-- Begin --

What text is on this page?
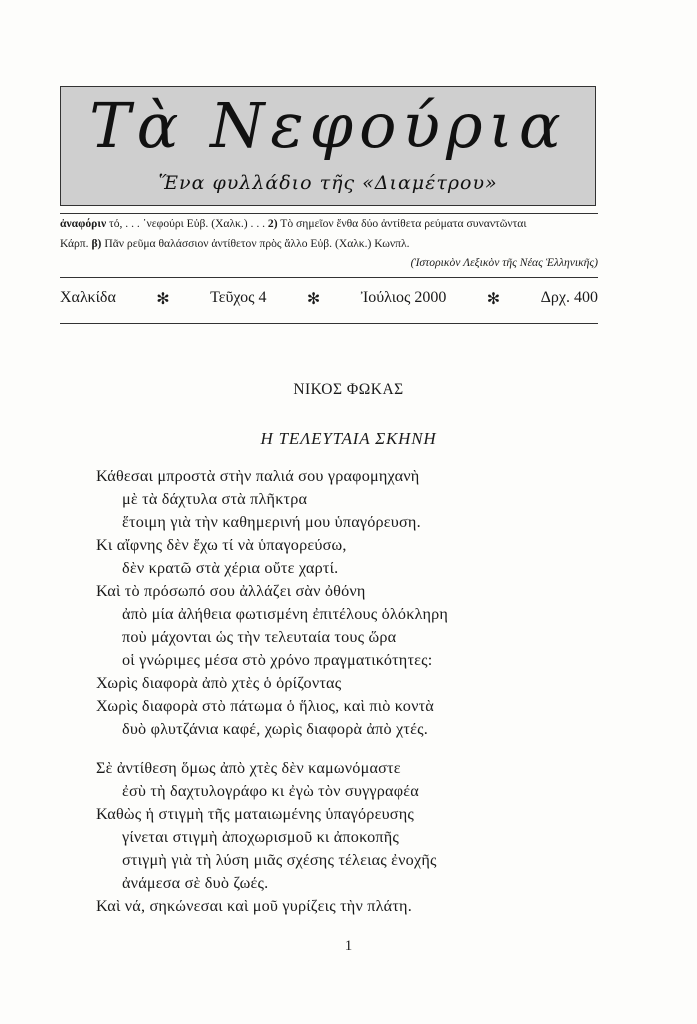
Τὰ Νεφούρια
Ἕνα φυλλάδιο τῆς «Διαμέτρου»
ἀναφόριν τό, . . . ᾿νεφούρι Εὐβ. (Χαλκ.) . . . 2) Τὸ σημεῖον ἔνθα δύο ἀντίθετα ρεύματα συναντῶνται
Κάρπ. β) Πᾶν ρεῦμα θαλάσσιον ἀντίθετον πρὸς ἄλλο Εὐβ. (Χαλκ.) Κωνπλ.
(Ἱστορικὸν Λεξικὸν τῆς Νέας Ἑλληνικῆς)
Χαλκίδα	✻	Τεῦχος 4	✻	Ἰούλιος 2000	✻	Δρχ. 400
ΝΙΚΟΣ ΦΩΚΑΣ
Η ΤΕΛΕΥΤΑΙΑ ΣΚΗΝΗ
Κάθεσαι μπροστὰ στὴν παλιά σου γραφομηχανὴ
μὲ τὰ δάχτυλα στὰ πλῆκτρα
ἕτοιμη γιὰ τὴν καθημερινή μου ὑπαγόρευση.
Κι αἴφνης δὲν ἔχω τί νὰ ὑπαγορεύσω,
δὲν κρατῶ στὰ χέρια οὔτε χαρτί.
Καὶ τὸ πρόσωπό σου ἀλλάζει σὰν ὀθόνη
ἀπὸ μία ἀλήθεια φωτισμένη ἐπιτέλους ὁλόκληρη
ποὺ μάχονται ὡς τὴν τελευταία τους ὥρα
οἱ γνώριμες μέσα στὸ χρόνο πραγματικότητες:
Χωρὶς διαφορὰ ἀπὸ χτὲς ὁ ὁρίζοντας
Χωρὶς διαφορὰ στὸ πάτωμα ὁ ἥλιος, καὶ πιὸ κοντὰ
δυὸ φλυτζάνια καφέ, χωρὶς διαφορὰ ἀπὸ χτές.
Σὲ ἀντίθεση ὅμως ἀπὸ χτὲς δὲν καμωνόμαστε
ἐσὺ τὴ δαχτυλογράφο κι ἐγὼ τὸν συγγραφέα
Καθὼς ἡ στιγμὴ τῆς ματαιωμένης ὑπαγόρευσης
γίνεται στιγμὴ ἀποχωρισμοῦ κι ἀποκοπῆς
στιγμὴ γιὰ τὴ λύση μιᾶς σχέσης τέλειας ἐνοχῆς
ἀνάμεσα σὲ δυὸ ζωές.
Καὶ νά, σηκώνεσαι καὶ μοῦ γυρίζεις τὴν πλάτη.
1
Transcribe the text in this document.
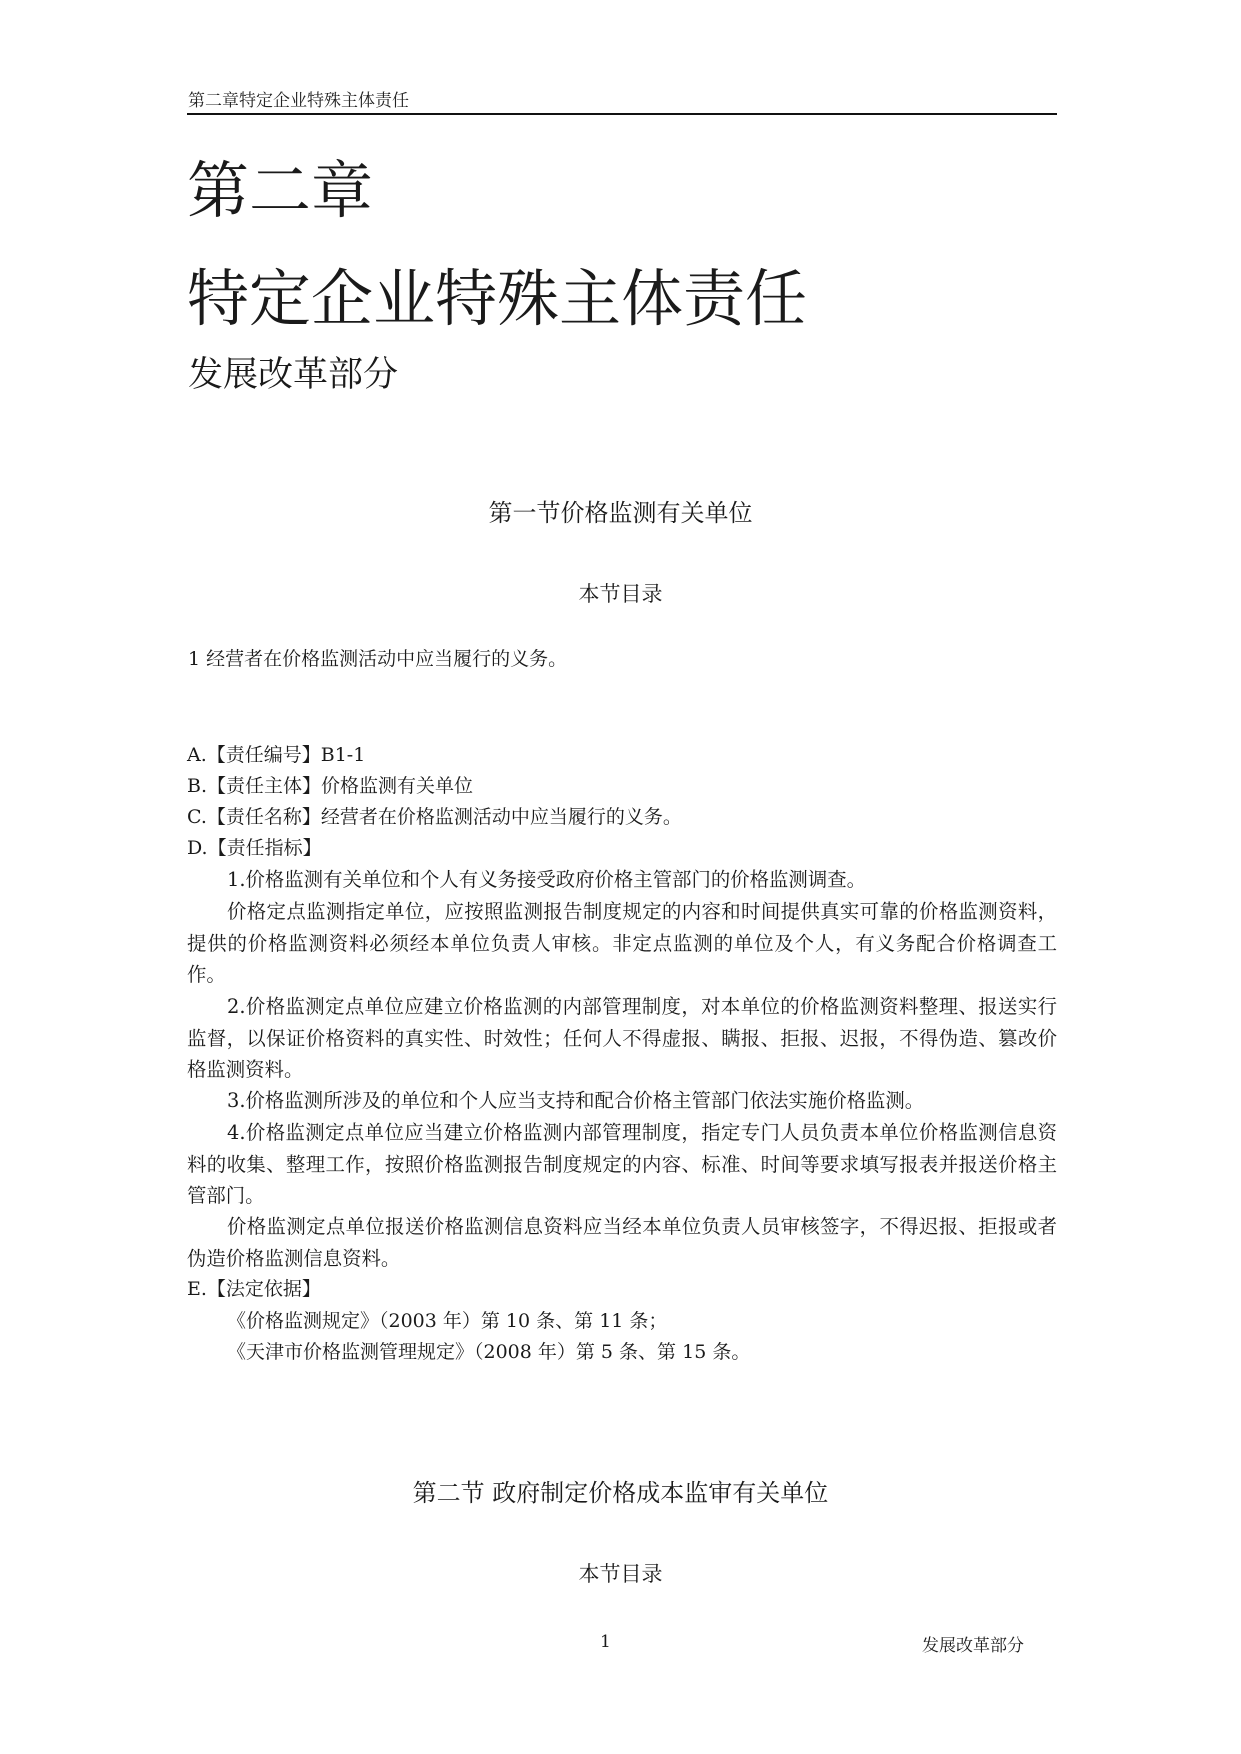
第二章特定企业特殊主体责任
第二章
特定企业特殊主体责任
发展改革部分
第一节价格监测有关单位
本节目录
1 经营者在价格监测活动中应当履行的义务。
A.【责任编号】B1-1
B.【责任主体】价格监测有关单位
C.【责任名称】经营者在价格监测活动中应当履行的义务。
D.【责任指标】
1.价格监测有关单位和个人有义务接受政府价格主管部门的价格监测调查。
价格定点监测指定单位，应按照监测报告制度规定的内容和时间提供真实可靠的价格监测资料，提供的价格监测资料必须经本单位负责人审核。非定点监测的单位及个人，有义务配合价格调查工作。
2.价格监测定点单位应建立价格监测的内部管理制度，对本单位的价格监测资料整理、报送实行监督，以保证价格资料的真实性、时效性；任何人不得虚报、瞒报、拒报、迟报，不得伪造、篡改价格监测资料。
3.价格监测所涉及的单位和个人应当支持和配合价格主管部门依法实施价格监测。
4.价格监测定点单位应当建立价格监测内部管理制度，指定专门人员负责本单位价格监测信息资料的收集、整理工作，按照价格监测报告制度规定的内容、标准、时间等要求填写报表并报送价格主管部门。
价格监测定点单位报送价格监测信息资料应当经本单位负责人员审核签字，不得迟报、拒报或者伪造价格监测信息资料。
E.【法定依据】
《价格监测规定》（2003 年）第 10 条、第 11 条；
《天津市价格监测管理规定》（2008 年）第 5 条、第 15 条。
第二节 政府制定价格成本监审有关单位
本节目录
1	发展改革部分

-- End --

Goal: Omit the pictures and restate the rest of the records verbatim.

Finished task:
What text is on this page?
Τὰ Νεφούρια
Ἕνα φυλλάδιο τῆς «Διαμέτρου»
ἀναφόριν τό, . . . ᾿νεφούρι Εὐβ. (Χαλκ.) . . . 2) Τὸ σημεῖον ἔνθα δύο ἀντίθετα ρεύματα συναντῶνται
Κάρπ. β) Πᾶν ρεῦμα θαλάσσιον ἀντίθετον πρὸς ἄλλο Εὐβ. (Χαλκ.) Κωνπλ.
(Ἱστορικὸν Λεξικὸν τῆς Νέας Ἑλληνικῆς)
Χαλκίδα	✻	Τεῦχος 4	✻	Ἰούλιος 2000	✻	Δρχ. 400
ΝΙΚΟΣ ΦΩΚΑΣ
Η ΤΕΛΕΥΤΑΙΑ ΣΚΗΝΗ
Κάθεσαι μπροστὰ στὴν παλιά σου γραφομηχανὴ
μὲ τὰ δάχτυλα στὰ πλῆκτρα
ἕτοιμη γιὰ τὴν καθημερινή μου ὑπαγόρευση.
Κι αἴφνης δὲν ἔχω τί νὰ ὑπαγορεύσω,
δὲν κρατῶ στὰ χέρια οὔτε χαρτί.
Καὶ τὸ πρόσωπό σου ἀλλάζει σὰν ὀθόνη
ἀπὸ μία ἀλήθεια φωτισμένη ἐπιτέλους ὁλόκληρη
ποὺ μάχονται ὡς τὴν τελευταία τους ὥρα
οἱ γνώριμες μέσα στὸ χρόνο πραγματικότητες:
Χωρὶς διαφορὰ ἀπὸ χτὲς ὁ ὁρίζοντας
Χωρὶς διαφορὰ στὸ πάτωμα ὁ ἥλιος, καὶ πιὸ κοντὰ
δυὸ φλυτζάνια καφέ, χωρὶς διαφορὰ ἀπὸ χτές.
Σὲ ἀντίθεση ὅμως ἀπὸ χτὲς δὲν καμωνόμαστε
ἐσὺ τὴ δαχτυλογράφο κι ἐγὼ τὸν συγγραφέα
Καθὼς ἡ στιγμὴ τῆς ματαιωμένης ὑπαγόρευσης
γίνεται στιγμὴ ἀποχωρισμοῦ κι ἀποκοπῆς
στιγμὴ γιὰ τὴ λύση μιᾶς σχέσης τέλειας ἐνοχῆς
ἀνάμεσα σὲ δυὸ ζωές.
Καὶ νά, σηκώνεσαι καὶ μοῦ γυρίζεις τὴν πλάτη.
1
Transcribe the text in this document.
第二章特定企业特殊主体责任
第二章
特定企业特殊主体责任
发展改革部分
第一节价格监测有关单位
本节目录
1 经营者在价格监测活动中应当履行的义务。
A.【责任编号】B1-1
B.【责任主体】价格监测有关单位
C.【责任名称】经营者在价格监测活动中应当履行的义务。
D.【责任指标】
1.价格监测有关单位和个人有义务接受政府价格主管部门的价格监测调查。
价格定点监测指定单位，应按照监测报告制度规定的内容和时间提供真实可靠的价格监测资料，提供的价格监测资料必须经本单位负责人审核。非定点监测的单位及个人，有义务配合价格调查工作。
2.价格监测定点单位应建立价格监测的内部管理制度，对本单位的价格监测资料整理、报送实行监督，以保证价格资料的真实性、时效性；任何人不得虚报、瞒报、拒报、迟报，不得伪造、篡改价格监测资料。
3.价格监测所涉及的单位和个人应当支持和配合价格主管部门依法实施价格监测。
4.价格监测定点单位应当建立价格监测内部管理制度，指定专门人员负责本单位价格监测信息资料的收集、整理工作，按照价格监测报告制度规定的内容、标准、时间等要求填写报表并报送价格主管部门。
价格监测定点单位报送价格监测信息资料应当经本单位负责人员审核签字，不得迟报、拒报或者伪造价格监测信息资料。
E.【法定依据】
《价格监测规定》（2003 年）第 10 条、第 11 条；
《天津市价格监测管理规定》（2008 年）第 5 条、第 15 条。
第二节 政府制定价格成本监审有关单位
本节目录
1	发展改革部分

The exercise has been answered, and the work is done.